**To be done**
All entries below are to be set down again, identical to the source.

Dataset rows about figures
____________

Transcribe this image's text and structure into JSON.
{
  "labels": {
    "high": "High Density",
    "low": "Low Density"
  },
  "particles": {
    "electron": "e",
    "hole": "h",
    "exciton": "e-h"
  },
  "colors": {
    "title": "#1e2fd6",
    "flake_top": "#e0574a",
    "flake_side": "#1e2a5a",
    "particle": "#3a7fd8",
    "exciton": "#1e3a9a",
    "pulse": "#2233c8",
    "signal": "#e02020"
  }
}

____________

**Solution to this exercise**
Transcribe this image's text and structure into JSON.
{
  "labels": {
    "high": "High Density",
    "low": "Low Density"
  },
  "particles": {
    "electron": "e",
    "hole": "h",
    "exciton": "e-h"
  },
  "colors": {
    "title": "#1e2fd6",
    "flake_top": "#e0574a",
    "flake_side": "#1e2a5a",
    "particle": "#3a7fd8",
    "exciton": "#1e3a9a",
    "pulse": "#2233c8",
    "signal": "#e02020"
  }
}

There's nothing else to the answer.